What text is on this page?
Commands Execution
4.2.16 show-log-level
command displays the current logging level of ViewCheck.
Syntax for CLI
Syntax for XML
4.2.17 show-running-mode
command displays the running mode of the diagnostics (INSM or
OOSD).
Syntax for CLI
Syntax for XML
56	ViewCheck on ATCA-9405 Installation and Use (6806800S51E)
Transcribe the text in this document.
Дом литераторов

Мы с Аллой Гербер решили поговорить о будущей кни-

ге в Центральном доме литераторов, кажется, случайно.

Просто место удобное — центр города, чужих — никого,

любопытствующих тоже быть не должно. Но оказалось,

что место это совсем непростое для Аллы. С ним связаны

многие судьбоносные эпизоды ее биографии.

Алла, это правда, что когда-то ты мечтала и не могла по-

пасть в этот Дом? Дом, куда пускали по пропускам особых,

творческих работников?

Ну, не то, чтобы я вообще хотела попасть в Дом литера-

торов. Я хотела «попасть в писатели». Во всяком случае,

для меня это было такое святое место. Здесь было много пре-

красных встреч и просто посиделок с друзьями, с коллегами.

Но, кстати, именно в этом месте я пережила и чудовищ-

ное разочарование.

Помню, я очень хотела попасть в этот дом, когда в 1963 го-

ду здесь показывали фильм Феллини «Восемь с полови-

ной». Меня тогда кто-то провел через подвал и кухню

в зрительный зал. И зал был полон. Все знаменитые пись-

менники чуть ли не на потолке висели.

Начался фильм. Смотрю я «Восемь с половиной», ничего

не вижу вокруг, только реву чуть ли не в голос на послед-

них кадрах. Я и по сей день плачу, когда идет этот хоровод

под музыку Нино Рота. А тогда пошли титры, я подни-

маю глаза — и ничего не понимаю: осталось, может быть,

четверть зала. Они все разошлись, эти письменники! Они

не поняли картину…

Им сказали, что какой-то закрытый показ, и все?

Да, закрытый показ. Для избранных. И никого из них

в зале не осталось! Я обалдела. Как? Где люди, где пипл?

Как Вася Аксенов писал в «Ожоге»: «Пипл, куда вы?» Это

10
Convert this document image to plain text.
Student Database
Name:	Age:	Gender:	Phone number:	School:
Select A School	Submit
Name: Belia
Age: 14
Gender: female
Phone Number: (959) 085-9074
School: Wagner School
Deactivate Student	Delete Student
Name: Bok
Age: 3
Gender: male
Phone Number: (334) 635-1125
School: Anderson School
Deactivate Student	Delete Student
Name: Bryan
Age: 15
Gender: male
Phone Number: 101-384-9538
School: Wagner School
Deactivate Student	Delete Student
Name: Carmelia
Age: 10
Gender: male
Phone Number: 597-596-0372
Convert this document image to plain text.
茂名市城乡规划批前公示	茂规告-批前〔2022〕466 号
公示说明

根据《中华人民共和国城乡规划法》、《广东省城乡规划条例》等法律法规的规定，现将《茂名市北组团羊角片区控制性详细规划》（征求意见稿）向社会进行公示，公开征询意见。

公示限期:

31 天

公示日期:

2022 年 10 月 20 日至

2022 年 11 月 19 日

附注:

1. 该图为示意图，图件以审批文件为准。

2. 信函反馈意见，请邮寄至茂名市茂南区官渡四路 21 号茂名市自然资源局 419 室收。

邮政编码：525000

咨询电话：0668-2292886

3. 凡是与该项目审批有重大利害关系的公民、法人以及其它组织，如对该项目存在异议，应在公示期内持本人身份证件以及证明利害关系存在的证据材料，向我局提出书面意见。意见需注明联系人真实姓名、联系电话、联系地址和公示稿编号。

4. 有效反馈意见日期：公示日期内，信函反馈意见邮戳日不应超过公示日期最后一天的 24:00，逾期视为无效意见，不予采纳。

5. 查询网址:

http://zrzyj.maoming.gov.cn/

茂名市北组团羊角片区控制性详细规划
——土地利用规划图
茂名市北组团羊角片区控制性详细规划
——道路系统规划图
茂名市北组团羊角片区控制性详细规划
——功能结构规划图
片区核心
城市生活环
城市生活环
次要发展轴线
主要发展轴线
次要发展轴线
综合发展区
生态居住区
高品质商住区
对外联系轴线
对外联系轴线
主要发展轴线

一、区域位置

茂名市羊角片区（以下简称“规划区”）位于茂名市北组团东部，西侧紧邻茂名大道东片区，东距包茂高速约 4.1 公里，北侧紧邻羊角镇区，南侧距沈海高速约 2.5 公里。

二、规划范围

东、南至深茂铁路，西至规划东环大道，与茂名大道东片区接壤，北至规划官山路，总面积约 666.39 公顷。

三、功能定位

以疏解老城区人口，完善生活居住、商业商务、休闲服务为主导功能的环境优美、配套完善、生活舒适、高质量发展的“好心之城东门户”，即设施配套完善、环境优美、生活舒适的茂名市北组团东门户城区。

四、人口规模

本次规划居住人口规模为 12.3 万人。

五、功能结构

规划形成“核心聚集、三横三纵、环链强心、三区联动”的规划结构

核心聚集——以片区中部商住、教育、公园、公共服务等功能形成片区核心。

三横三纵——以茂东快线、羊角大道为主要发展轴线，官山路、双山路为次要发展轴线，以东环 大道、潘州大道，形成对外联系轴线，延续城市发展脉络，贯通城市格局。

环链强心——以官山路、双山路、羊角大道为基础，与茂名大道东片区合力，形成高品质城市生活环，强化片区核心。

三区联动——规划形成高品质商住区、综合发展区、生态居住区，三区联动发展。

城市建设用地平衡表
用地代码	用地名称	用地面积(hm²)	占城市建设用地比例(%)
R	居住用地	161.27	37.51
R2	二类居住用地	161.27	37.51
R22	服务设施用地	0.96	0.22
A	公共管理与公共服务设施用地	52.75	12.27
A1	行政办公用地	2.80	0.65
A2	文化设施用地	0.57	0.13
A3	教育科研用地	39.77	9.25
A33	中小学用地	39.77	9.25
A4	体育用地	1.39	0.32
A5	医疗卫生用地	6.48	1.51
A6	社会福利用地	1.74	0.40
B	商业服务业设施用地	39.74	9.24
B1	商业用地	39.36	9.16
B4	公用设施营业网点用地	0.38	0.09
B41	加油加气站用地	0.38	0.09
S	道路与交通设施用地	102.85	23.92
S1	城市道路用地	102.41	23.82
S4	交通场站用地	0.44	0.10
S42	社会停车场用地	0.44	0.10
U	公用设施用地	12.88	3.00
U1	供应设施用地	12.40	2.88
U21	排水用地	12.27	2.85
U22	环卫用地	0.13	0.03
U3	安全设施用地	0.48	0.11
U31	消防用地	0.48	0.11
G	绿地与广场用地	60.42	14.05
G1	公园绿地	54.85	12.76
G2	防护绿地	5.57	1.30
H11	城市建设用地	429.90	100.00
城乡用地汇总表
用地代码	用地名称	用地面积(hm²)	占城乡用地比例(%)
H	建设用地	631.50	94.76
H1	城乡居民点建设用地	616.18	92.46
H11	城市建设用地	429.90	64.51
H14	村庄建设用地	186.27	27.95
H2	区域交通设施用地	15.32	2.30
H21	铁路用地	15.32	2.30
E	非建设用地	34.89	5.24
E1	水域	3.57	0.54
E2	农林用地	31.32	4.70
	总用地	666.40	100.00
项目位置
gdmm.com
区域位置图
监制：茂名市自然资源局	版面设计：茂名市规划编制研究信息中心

====================

* _Exercise task_: Recopy the entries above in their entirety, exactly.

* _Solution to this task_:
What text is on this page?
Commands Execution
4.2.16 show-log-level
command displays the current logging level of ViewCheck.
Syntax for CLI
Syntax for XML
4.2.17 show-running-mode
command displays the running mode of the diagnostics (INSM or
OOSD).
Syntax for CLI
Syntax for XML
56	ViewCheck on ATCA-9405 Installation and Use (6806800S51E)
Transcribe the text in this document.
Дом литераторов

Мы с Аллой Гербер решили поговорить о будущей кни-

ге в Центральном доме литераторов, кажется, случайно.

Просто место удобное — центр города, чужих — никого,

любопытствующих тоже быть не должно. Но оказалось,

что место это совсем непростое для Аллы. С ним связаны

многие судьбоносные эпизоды ее биографии.

Алла, это правда, что когда-то ты мечтала и не могла по-

пасть в этот Дом? Дом, куда пускали по пропускам особых,

творческих работников?

Ну, не то, чтобы я вообще хотела попасть в Дом литера-

торов. Я хотела «попасть в писатели». Во всяком случае,

для меня это было такое святое место. Здесь было много пре-

красных встреч и просто посиделок с друзьями, с коллегами.

Но, кстати, именно в этом месте я пережила и чудовищ-

ное разочарование.

Помню, я очень хотела попасть в этот дом, когда в 1963 го-

ду здесь показывали фильм Феллини «Восемь с полови-

ной». Меня тогда кто-то провел через подвал и кухню

в зрительный зал. И зал был полон. Все знаменитые пись-

менники чуть ли не на потолке висели.

Начался фильм. Смотрю я «Восемь с половиной», ничего

не вижу вокруг, только реву чуть ли не в голос на послед-

них кадрах. Я и по сей день плачу, когда идет этот хоровод

под музыку Нино Рота. А тогда пошли титры, я подни-

маю глаза — и ничего не понимаю: осталось, может быть,

четверть зала. Они все разошлись, эти письменники! Они

не поняли картину…

Им сказали, что какой-то закрытый показ, и все?

Да, закрытый показ. Для избранных. И никого из них

в зале не осталось! Я обалдела. Как? Где люди, где пипл?

Как Вася Аксенов писал в «Ожоге»: «Пипл, куда вы?» Это

10
Convert this document image to plain text.
Student Database
Name:	Age:	Gender:	Phone number:	School:
Select A School	Submit
Name: Belia
Age: 14
Gender: female
Phone Number: (959) 085-9074
School: Wagner School
Deactivate Student	Delete Student
Name: Bok
Age: 3
Gender: male
Phone Number: (334) 635-1125
School: Anderson School
Deactivate Student	Delete Student
Name: Bryan
Age: 15
Gender: male
Phone Number: 101-384-9538
School: Wagner School
Deactivate Student	Delete Student
Name: Carmelia
Age: 10
Gender: male
Phone Number: 597-596-0372
Convert this document image to plain text.
茂名市城乡规划批前公示	茂规告-批前〔2022〕466 号
公示说明

根据《中华人民共和国城乡规划法》、《广东省城乡规划条例》等法律法规的规定，现将《茂名市北组团羊角片区控制性详细规划》（征求意见稿）向社会进行公示，公开征询意见。

公示限期:

31 天

公示日期:

2022 年 10 月 20 日至

2022 年 11 月 19 日

附注:

1. 该图为示意图，图件以审批文件为准。

2. 信函反馈意见，请邮寄至茂名市茂南区官渡四路 21 号茂名市自然资源局 419 室收。

邮政编码：525000

咨询电话：0668-2292886

3. 凡是与该项目审批有重大利害关系的公民、法人以及其它组织，如对该项目存在异议，应在公示期内持本人身份证件以及证明利害关系存在的证据材料，向我局提出书面意见。意见需注明联系人真实姓名、联系电话、联系地址和公示稿编号。

4. 有效反馈意见日期：公示日期内，信函反馈意见邮戳日不应超过公示日期最后一天的 24:00，逾期视为无效意见，不予采纳。

5. 查询网址:

http://zrzyj.maoming.gov.cn/

茂名市北组团羊角片区控制性详细规划
——土地利用规划图
茂名市北组团羊角片区控制性详细规划
——道路系统规划图
茂名市北组团羊角片区控制性详细规划
——功能结构规划图
片区核心
城市生活环
城市生活环
次要发展轴线
主要发展轴线
次要发展轴线
综合发展区
生态居住区
高品质商住区
对外联系轴线
对外联系轴线
主要发展轴线

一、区域位置

茂名市羊角片区（以下简称“规划区”）位于茂名市北组团东部，西侧紧邻茂名大道东片区，东距包茂高速约 4.1 公里，北侧紧邻羊角镇区，南侧距沈海高速约 2.5 公里。

二、规划范围

东、南至深茂铁路，西至规划东环大道，与茂名大道东片区接壤，北至规划官山路，总面积约 666.39 公顷。

三、功能定位

以疏解老城区人口，完善生活居住、商业商务、休闲服务为主导功能的环境优美、配套完善、生活舒适、高质量发展的“好心之城东门户”，即设施配套完善、环境优美、生活舒适的茂名市北组团东门户城区。

四、人口规模

本次规划居住人口规模为 12.3 万人。

五、功能结构

规划形成“核心聚集、三横三纵、环链强心、三区联动”的规划结构

核心聚集——以片区中部商住、教育、公园、公共服务等功能形成片区核心。

三横三纵——以茂东快线、羊角大道为主要发展轴线，官山路、双山路为次要发展轴线，以东环 大道、潘州大道，形成对外联系轴线，延续城市发展脉络，贯通城市格局。

环链强心——以官山路、双山路、羊角大道为基础，与茂名大道东片区合力，形成高品质城市生活环，强化片区核心。

三区联动——规划形成高品质商住区、综合发展区、生态居住区，三区联动发展。

城市建设用地平衡表
用地代码	用地名称	用地面积(hm²)	占城市建设用地比例(%)
R	居住用地	161.27	37.51
R2	二类居住用地	161.27	37.51
R22	服务设施用地	0.96	0.22
A	公共管理与公共服务设施用地	52.75	12.27
A1	行政办公用地	2.80	0.65
A2	文化设施用地	0.57	0.13
A3	教育科研用地	39.77	9.25
A33	中小学用地	39.77	9.25
A4	体育用地	1.39	0.32
A5	医疗卫生用地	6.48	1.51
A6	社会福利用地	1.74	0.40
B	商业服务业设施用地	39.74	9.24
B1	商业用地	39.36	9.16
B4	公用设施营业网点用地	0.38	0.09
B41	加油加气站用地	0.38	0.09
S	道路与交通设施用地	102.85	23.92
S1	城市道路用地	102.41	23.82
S4	交通场站用地	0.44	0.10
S42	社会停车场用地	0.44	0.10
U	公用设施用地	12.88	3.00
U1	供应设施用地	12.40	2.88
U21	排水用地	12.27	2.85
U22	环卫用地	0.13	0.03
U3	安全设施用地	0.48	0.11
U31	消防用地	0.48	0.11
G	绿地与广场用地	60.42	14.05
G1	公园绿地	54.85	12.76
G2	防护绿地	5.57	1.30
H11	城市建设用地	429.90	100.00
城乡用地汇总表
用地代码	用地名称	用地面积(hm²)	占城乡用地比例(%)
H	建设用地	631.50	94.76
H1	城乡居民点建设用地	616.18	92.46
H11	城市建设用地	429.90	64.51
H14	村庄建设用地	186.27	27.95
H2	区域交通设施用地	15.32	2.30
H21	铁路用地	15.32	2.30
E	非建设用地	34.89	5.24
E1	水域	3.57	0.54
E2	农林用地	31.32	4.70
	总用地	666.40	100.00
项目位置
gdmm.com
区域位置图
监制：茂名市自然资源局	版面设计：茂名市规划编制研究信息中心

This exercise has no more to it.